— start SUPPLIED ENTRIES —

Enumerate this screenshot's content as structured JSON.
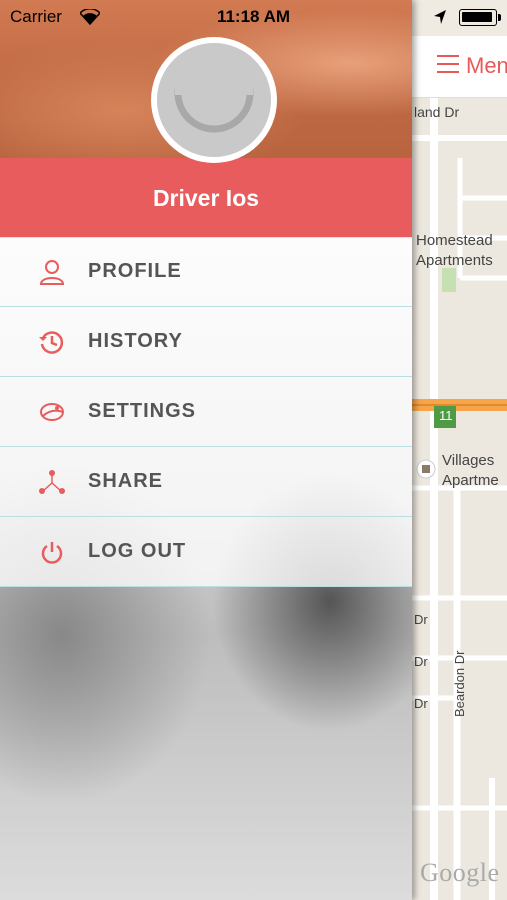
{
  "status_bar": {
    "carrier": "Carrier",
    "time": "11:18 AM",
    "wifi_icon": "wifi-icon",
    "location_icon": "location-arrow-icon",
    "battery_icon": "battery-icon"
  },
  "drawer": {
    "user_name": "Driver Ios",
    "avatar_icon": "avatar-placeholder-icon",
    "accent_color": "#e85c5e",
    "divider_color": "#b9dfe0",
    "items": [
      {
        "label": "PROFILE",
        "icon": "user-icon"
      },
      {
        "label": "HISTORY",
        "icon": "history-clock-icon"
      },
      {
        "label": "SETTINGS",
        "icon": "settings-icon"
      },
      {
        "label": "SHARE",
        "icon": "share-icon"
      },
      {
        "label": "LOG OUT",
        "icon": "power-icon"
      }
    ]
  },
  "map": {
    "menu_label": "Menu",
    "menu_icon": "hamburger-icon",
    "labels": [
      "land Dr",
      "Homestead",
      "Apartments",
      "11",
      "Villages",
      "Apartme",
      "Dr",
      "Dr",
      "Dr",
      "Beardon Dr"
    ],
    "attribution": "Google"
  }
}
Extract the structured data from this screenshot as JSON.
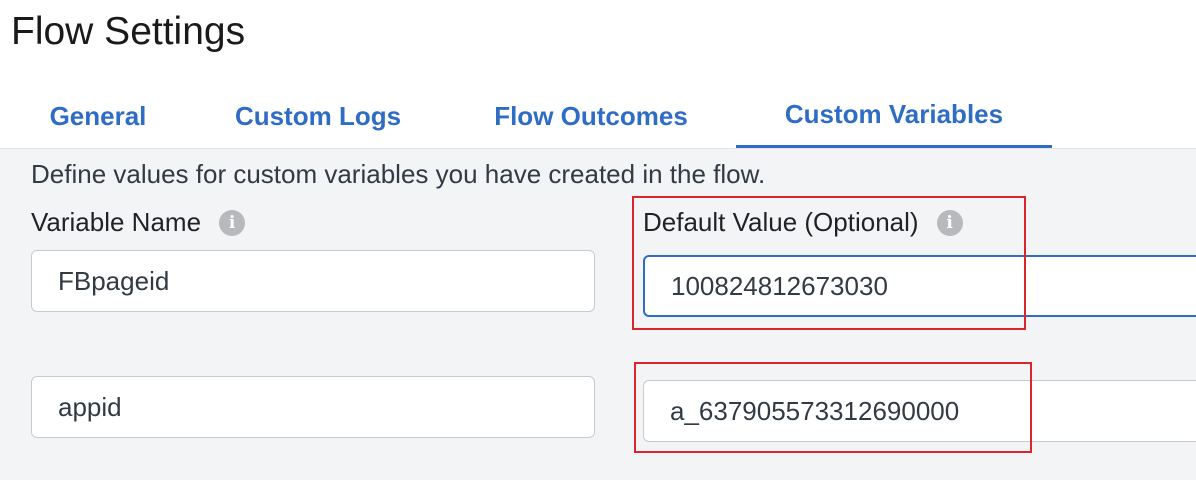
{
  "page": {
    "title": "Flow Settings"
  },
  "tabs": [
    {
      "label": "General",
      "active": false
    },
    {
      "label": "Custom Logs",
      "active": false
    },
    {
      "label": "Flow Outcomes",
      "active": false
    },
    {
      "label": "Custom Variables",
      "active": true
    }
  ],
  "custom_variables": {
    "description": "Define values for custom variables you have created in the flow.",
    "name_column_label": "Variable Name",
    "value_column_label": "Default Value (Optional)",
    "info_icon": "i",
    "rows": [
      {
        "name": "FBpageid",
        "value": "100824812673030"
      },
      {
        "name": "appid",
        "value": "a_637905573312690000"
      }
    ]
  },
  "colors": {
    "accent": "#2f6dc4",
    "highlight_box": "#d9262c",
    "content_bg": "#f3f4f6"
  }
}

— end SUPPLIED ENTRIES —

### PROBLEM
Quote the material in full and exactly; do not carry over its pictures.

### TASK SOLUTION
Enumerate this screenshot's content as structured JSON.
{
  "status_bar": {
    "carrier": "Carrier",
    "time": "11:18 AM",
    "wifi_icon": "wifi-icon",
    "location_icon": "location-arrow-icon",
    "battery_icon": "battery-icon"
  },
  "drawer": {
    "user_name": "Driver Ios",
    "avatar_icon": "avatar-placeholder-icon",
    "accent_color": "#e85c5e",
    "divider_color": "#b9dfe0",
    "items": [
      {
        "label": "PROFILE",
        "icon": "user-icon"
      },
      {
        "label": "HISTORY",
        "icon": "history-clock-icon"
      },
      {
        "label": "SETTINGS",
        "icon": "settings-icon"
      },
      {
        "label": "SHARE",
        "icon": "share-icon"
      },
      {
        "label": "LOG OUT",
        "icon": "power-icon"
      }
    ]
  },
  "map": {
    "menu_label": "Menu",
    "menu_icon": "hamburger-icon",
    "labels": [
      "land Dr",
      "Homestead",
      "Apartments",
      "11",
      "Villages",
      "Apartme",
      "Dr",
      "Dr",
      "Dr",
      "Beardon Dr"
    ],
    "attribution": "Google"
  }
}
Extract the structured data from this screenshot as JSON.
{
  "page": {
    "title": "Flow Settings"
  },
  "tabs": [
    {
      "label": "General",
      "active": false
    },
    {
      "label": "Custom Logs",
      "active": false
    },
    {
      "label": "Flow Outcomes",
      "active": false
    },
    {
      "label": "Custom Variables",
      "active": true
    }
  ],
  "custom_variables": {
    "description": "Define values for custom variables you have created in the flow.",
    "name_column_label": "Variable Name",
    "value_column_label": "Default Value (Optional)",
    "info_icon": "i",
    "rows": [
      {
        "name": "FBpageid",
        "value": "100824812673030"
      },
      {
        "name": "appid",
        "value": "a_637905573312690000"
      }
    ]
  },
  "colors": {
    "accent": "#2f6dc4",
    "highlight_box": "#d9262c",
    "content_bg": "#f3f4f6"
  }
}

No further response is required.